Erläutere anhand des Artikels über Ifo-Präsident Fuest, weshalb sich nach seiner Einschätzung die Konflikte in der Schuldenpolitik der Eurozone verschärfen könnten. Gib außerdem an, woran er erkennt, dass Investoren dieses Risiko sehen.

■ Bereitgestellter Text
————

Politik

Ifo-Präsident Fuest: Rechtsextreme Erfolge gefährden Zusammenarbeit

Lesezeit: 2 min
11.06.2024 10:30  Aktualisiert: 11.06.2024 10:30
Wahlerfolge rechtsextremer Parteien in der EU bedrohen laut dem Chef vom Ifo-Institut die Zusammenarbeit in Verteidigung, Migration und Handel. Nationalismus könnte Europa spalten. Warum?
Ifo-Präsident Fuest: Rechtsextreme Erfolge gefährden Zusammenarbeit
Ifo-Präsident Clemens Fuest (Archivbild): „Die Dominanz radikaler Parteien in den ostdeutschen Bundesländern verdüstert deren wirtschaftliche Perspektiven“ (Bildquelle: dpa).
Foto: Christina Sabrowsky

Mehr zum Thema:  
AfD > Europa >
Benachrichtigung über neue Artikel:  
AfD  
Europa  

Rechtsextreme Wahlerfolge in der EU könnten laut Ifo-Präsident Clemens Fuest gemeinsames Handeln bei der Verteidigung, der Migrationspolitik oder der Handelspolitik untergraben. „Hier kann Europa nur erfolgreich sein, wenn die Bereitschaft besteht, nationale Interessen gelegentlich zurückzustellen und zu kooperieren. Fairerweise muss man allerdings sagen, dass die EU auf diesem Gebiet schon bislang nur sehr begrenzte Erfolge vorzuweisen hat“, sagte Fuest am Dienstag in Dresden.

Innerhalb der Eurozone könnten sich die Konflikte in der Schuldenpolitik verschärfen. Die sehr hohe Verschuldung in Frankreich und Italien berge Konfliktpotenziale.

„Die Reaktion an den Kapitalmärkten heute – Anstieg der Zinsdifferenzen zwischen Deutschland einerseits und Frankreich und Italien andererseits – zeige, dass die Investoren dieses Risiko sähen“, erklärte Fuest.

————

■ Angezeigte Daten

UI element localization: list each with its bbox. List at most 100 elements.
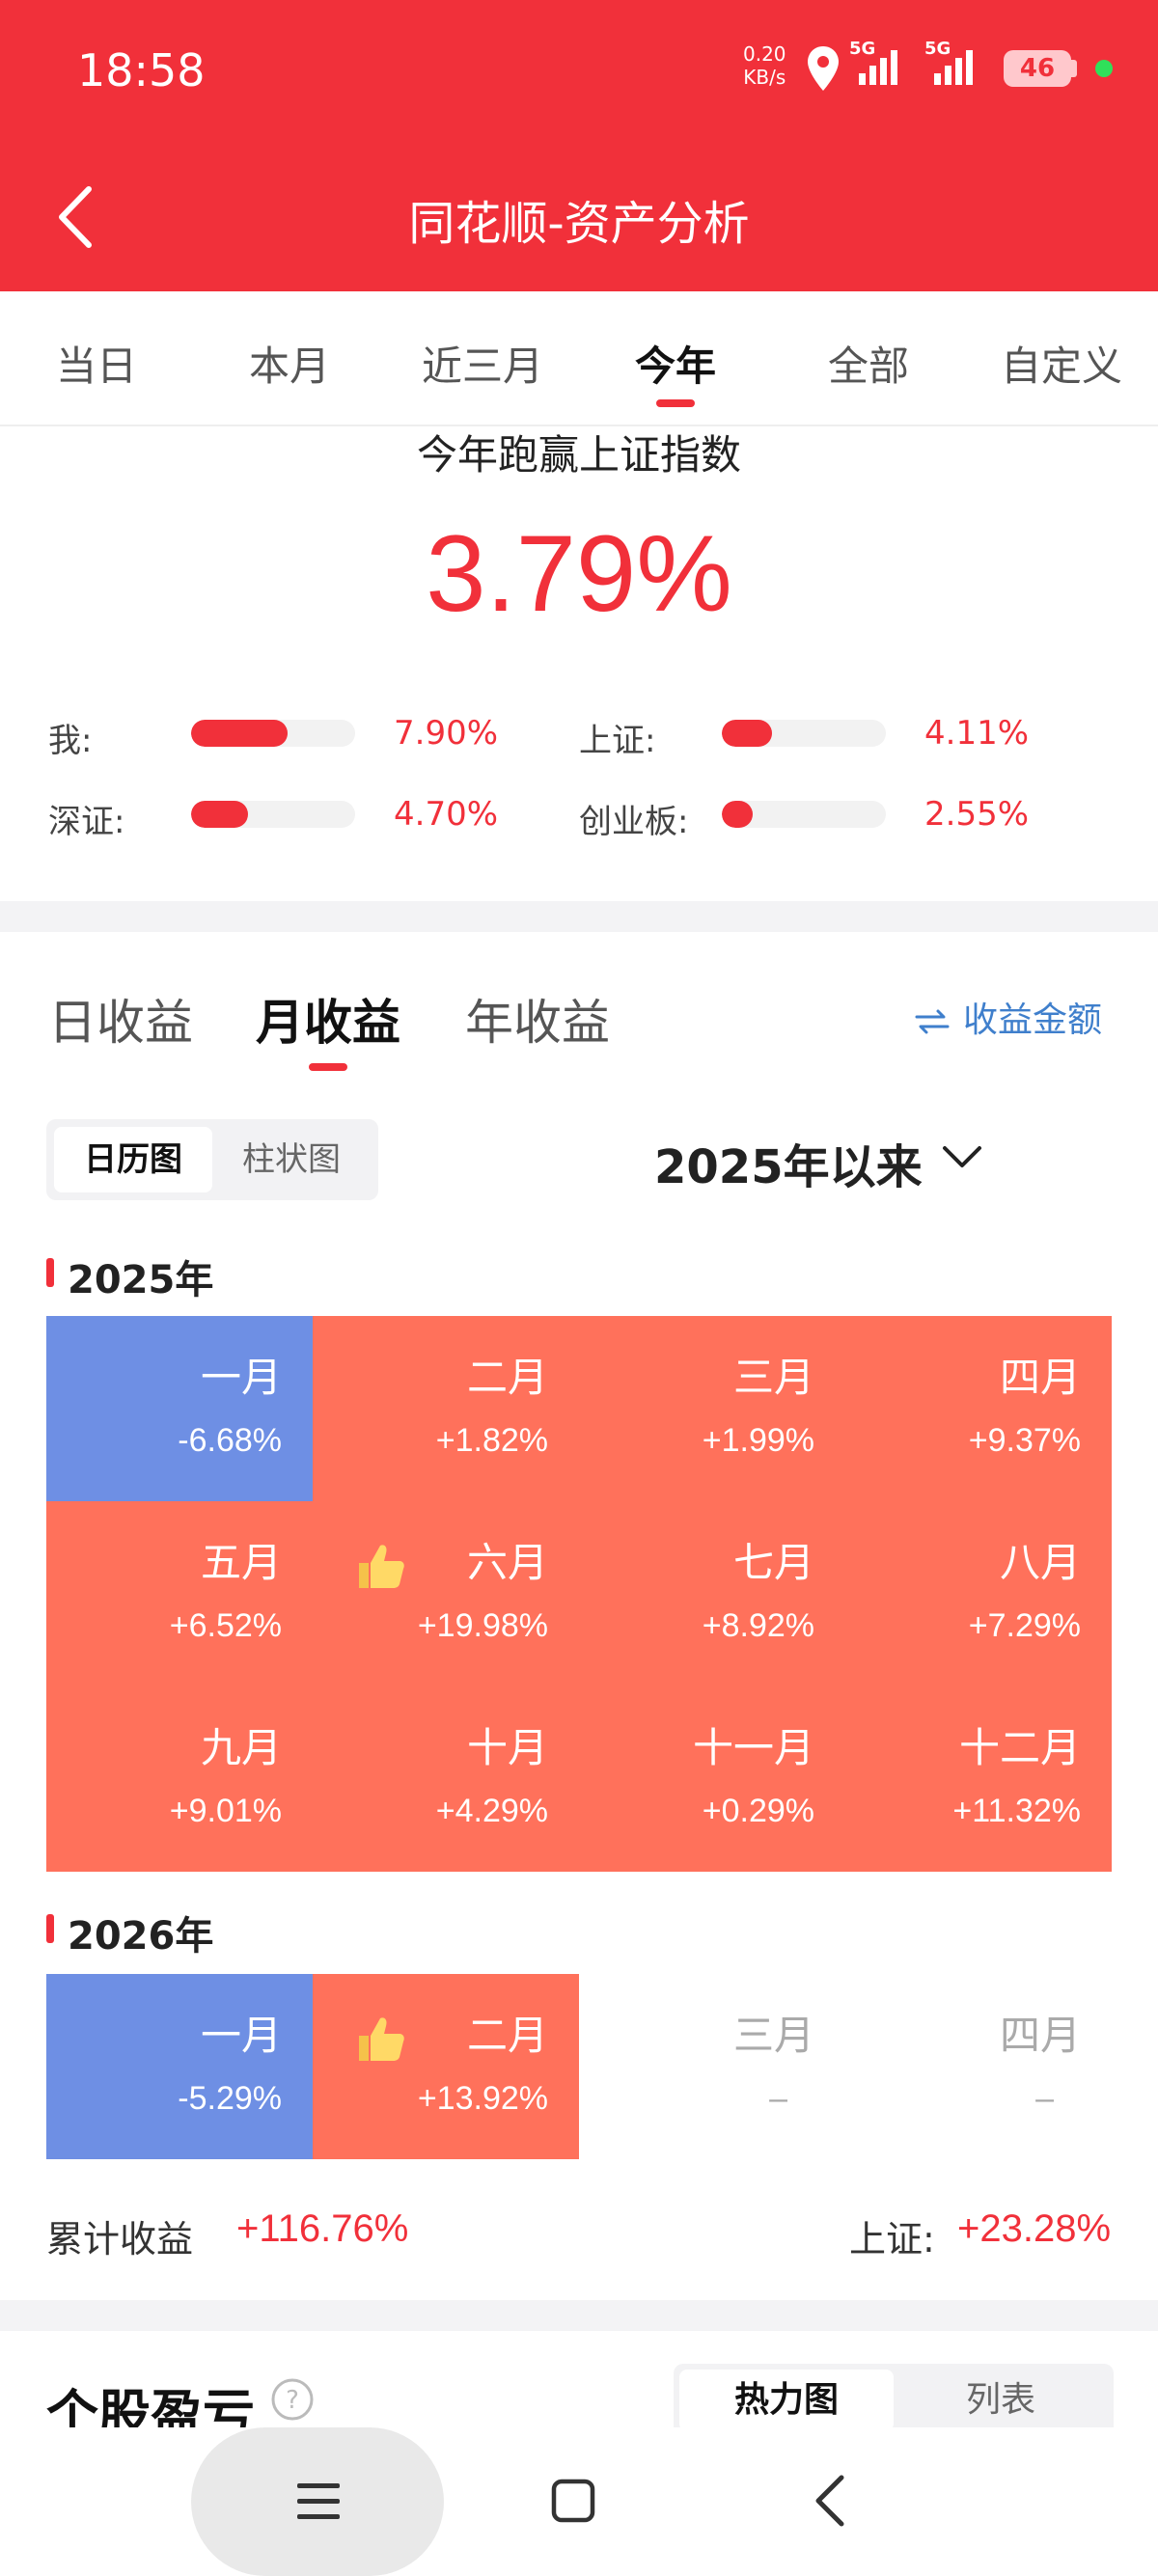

————

■ Lösung
Laut Fuest birgt die sehr hohe Verschuldung in Frankreich und Italien Konfliktpotenziale. Dass Investoren dieses Risiko sehen, zeigt für ihn die Reaktion an den Kapitalmärkten: Die Zinsdifferenzen zwischen Deutschland einerseits sowie Frankreich und Italien andererseits sind gestiegen.